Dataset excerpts
/---

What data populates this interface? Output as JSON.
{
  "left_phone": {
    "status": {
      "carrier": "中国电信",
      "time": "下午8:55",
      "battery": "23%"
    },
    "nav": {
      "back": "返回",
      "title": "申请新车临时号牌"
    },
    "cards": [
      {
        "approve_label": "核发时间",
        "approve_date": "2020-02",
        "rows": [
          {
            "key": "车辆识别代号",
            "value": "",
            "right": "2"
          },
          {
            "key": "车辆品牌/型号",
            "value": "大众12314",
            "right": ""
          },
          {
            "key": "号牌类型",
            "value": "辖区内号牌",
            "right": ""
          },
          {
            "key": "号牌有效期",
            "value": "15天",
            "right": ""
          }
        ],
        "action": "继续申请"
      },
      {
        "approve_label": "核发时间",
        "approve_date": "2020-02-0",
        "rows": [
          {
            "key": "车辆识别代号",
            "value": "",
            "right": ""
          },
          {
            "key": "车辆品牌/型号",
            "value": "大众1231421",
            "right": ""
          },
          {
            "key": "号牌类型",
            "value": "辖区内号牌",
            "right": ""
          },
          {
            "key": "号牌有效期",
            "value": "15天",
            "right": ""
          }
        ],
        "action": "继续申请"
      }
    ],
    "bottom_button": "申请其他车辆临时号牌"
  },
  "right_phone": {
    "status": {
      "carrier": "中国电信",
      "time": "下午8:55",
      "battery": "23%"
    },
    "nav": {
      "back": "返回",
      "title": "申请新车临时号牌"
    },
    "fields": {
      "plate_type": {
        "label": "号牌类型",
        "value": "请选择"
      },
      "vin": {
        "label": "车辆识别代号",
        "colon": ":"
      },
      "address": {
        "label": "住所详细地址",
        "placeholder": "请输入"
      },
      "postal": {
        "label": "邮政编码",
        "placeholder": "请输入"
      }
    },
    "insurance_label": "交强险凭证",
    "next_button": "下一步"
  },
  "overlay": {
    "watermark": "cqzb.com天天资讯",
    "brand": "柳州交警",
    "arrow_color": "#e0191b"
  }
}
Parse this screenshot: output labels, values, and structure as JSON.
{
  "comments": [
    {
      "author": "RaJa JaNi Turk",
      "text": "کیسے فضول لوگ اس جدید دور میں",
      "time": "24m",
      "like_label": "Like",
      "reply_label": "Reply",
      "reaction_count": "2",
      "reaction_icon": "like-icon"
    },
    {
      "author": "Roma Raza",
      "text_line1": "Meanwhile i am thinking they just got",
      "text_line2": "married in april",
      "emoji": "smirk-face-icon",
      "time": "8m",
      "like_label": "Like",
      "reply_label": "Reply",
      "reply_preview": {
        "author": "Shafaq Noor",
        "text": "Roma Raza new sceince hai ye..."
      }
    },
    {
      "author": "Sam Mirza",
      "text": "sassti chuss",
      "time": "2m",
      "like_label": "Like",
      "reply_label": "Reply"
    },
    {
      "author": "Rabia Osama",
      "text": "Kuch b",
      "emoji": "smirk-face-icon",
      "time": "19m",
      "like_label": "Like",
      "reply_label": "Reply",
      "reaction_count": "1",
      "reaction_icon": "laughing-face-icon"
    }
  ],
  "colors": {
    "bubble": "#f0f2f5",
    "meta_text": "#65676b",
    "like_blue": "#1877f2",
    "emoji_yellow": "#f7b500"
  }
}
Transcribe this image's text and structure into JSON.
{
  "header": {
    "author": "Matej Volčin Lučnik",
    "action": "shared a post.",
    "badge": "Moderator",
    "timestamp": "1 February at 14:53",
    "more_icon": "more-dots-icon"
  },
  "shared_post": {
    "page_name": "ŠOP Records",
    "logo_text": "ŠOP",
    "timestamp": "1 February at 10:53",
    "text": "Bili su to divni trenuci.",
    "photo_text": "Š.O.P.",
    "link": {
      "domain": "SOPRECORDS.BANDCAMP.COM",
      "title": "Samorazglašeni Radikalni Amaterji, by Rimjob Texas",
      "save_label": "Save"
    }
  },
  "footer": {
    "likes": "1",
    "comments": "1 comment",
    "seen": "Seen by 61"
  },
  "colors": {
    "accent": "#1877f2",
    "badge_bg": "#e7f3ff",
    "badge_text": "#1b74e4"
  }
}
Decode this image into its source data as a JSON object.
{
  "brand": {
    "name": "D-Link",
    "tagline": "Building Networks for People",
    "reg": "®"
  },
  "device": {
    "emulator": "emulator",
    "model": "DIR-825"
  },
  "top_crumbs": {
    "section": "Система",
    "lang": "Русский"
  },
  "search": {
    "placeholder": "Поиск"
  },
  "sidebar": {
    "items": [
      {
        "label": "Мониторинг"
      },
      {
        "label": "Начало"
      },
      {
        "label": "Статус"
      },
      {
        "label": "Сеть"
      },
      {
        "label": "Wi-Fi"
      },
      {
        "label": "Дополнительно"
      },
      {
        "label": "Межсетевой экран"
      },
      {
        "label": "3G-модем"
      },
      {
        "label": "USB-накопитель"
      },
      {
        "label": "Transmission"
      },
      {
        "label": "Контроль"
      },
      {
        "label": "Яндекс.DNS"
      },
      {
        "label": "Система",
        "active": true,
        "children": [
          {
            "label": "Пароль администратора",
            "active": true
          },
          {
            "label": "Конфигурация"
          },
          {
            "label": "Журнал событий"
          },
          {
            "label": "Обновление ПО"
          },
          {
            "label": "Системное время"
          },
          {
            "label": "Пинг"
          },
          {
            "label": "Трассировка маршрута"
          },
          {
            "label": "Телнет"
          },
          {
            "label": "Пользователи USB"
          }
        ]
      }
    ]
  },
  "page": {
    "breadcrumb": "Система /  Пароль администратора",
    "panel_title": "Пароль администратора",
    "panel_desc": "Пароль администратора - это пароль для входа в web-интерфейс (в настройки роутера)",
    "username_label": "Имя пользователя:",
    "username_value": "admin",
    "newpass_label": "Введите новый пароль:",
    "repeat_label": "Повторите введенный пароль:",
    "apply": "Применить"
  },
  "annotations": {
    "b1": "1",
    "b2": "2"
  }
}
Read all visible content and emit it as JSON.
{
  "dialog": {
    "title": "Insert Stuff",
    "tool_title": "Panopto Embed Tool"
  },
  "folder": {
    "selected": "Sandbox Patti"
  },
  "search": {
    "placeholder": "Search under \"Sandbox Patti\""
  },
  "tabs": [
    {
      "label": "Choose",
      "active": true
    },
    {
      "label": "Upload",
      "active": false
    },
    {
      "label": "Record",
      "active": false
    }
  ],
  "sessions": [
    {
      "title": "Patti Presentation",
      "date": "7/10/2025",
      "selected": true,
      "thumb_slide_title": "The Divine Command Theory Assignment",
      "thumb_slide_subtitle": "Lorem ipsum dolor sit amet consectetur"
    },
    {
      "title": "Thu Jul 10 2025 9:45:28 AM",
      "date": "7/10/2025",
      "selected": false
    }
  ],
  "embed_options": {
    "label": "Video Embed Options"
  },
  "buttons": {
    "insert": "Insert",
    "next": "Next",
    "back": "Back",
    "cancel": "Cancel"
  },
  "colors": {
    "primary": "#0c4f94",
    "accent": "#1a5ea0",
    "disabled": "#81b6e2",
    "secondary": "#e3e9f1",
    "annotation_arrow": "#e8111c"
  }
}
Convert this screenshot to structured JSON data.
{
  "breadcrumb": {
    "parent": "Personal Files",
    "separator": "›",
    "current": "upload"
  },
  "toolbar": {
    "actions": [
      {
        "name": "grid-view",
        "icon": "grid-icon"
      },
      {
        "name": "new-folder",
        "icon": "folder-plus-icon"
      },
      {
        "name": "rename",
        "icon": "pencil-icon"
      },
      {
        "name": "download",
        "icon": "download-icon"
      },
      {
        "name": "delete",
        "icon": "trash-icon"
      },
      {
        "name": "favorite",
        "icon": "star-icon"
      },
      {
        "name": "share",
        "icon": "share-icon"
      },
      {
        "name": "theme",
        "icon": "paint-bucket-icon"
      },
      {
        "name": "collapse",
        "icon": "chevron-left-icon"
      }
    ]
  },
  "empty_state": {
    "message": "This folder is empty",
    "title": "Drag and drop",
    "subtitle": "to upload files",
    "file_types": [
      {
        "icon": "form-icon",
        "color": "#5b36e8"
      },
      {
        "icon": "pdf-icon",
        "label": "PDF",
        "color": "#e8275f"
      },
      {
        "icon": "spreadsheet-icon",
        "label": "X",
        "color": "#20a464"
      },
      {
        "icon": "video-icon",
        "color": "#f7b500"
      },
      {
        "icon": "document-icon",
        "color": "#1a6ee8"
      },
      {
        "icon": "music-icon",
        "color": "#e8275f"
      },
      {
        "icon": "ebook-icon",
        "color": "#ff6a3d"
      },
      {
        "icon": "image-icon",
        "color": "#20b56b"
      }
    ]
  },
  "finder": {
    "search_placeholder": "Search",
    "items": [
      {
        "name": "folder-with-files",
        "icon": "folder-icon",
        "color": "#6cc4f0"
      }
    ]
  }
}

\---

PROBLEM: Using the listing above, pull out all lines that hold the word "image".

SOLUTION TO THE PROBLEM:
Transcribe this image's text and structure into JSON.
Decode this image into its source data as a JSON object.
        "icon": "image-icon",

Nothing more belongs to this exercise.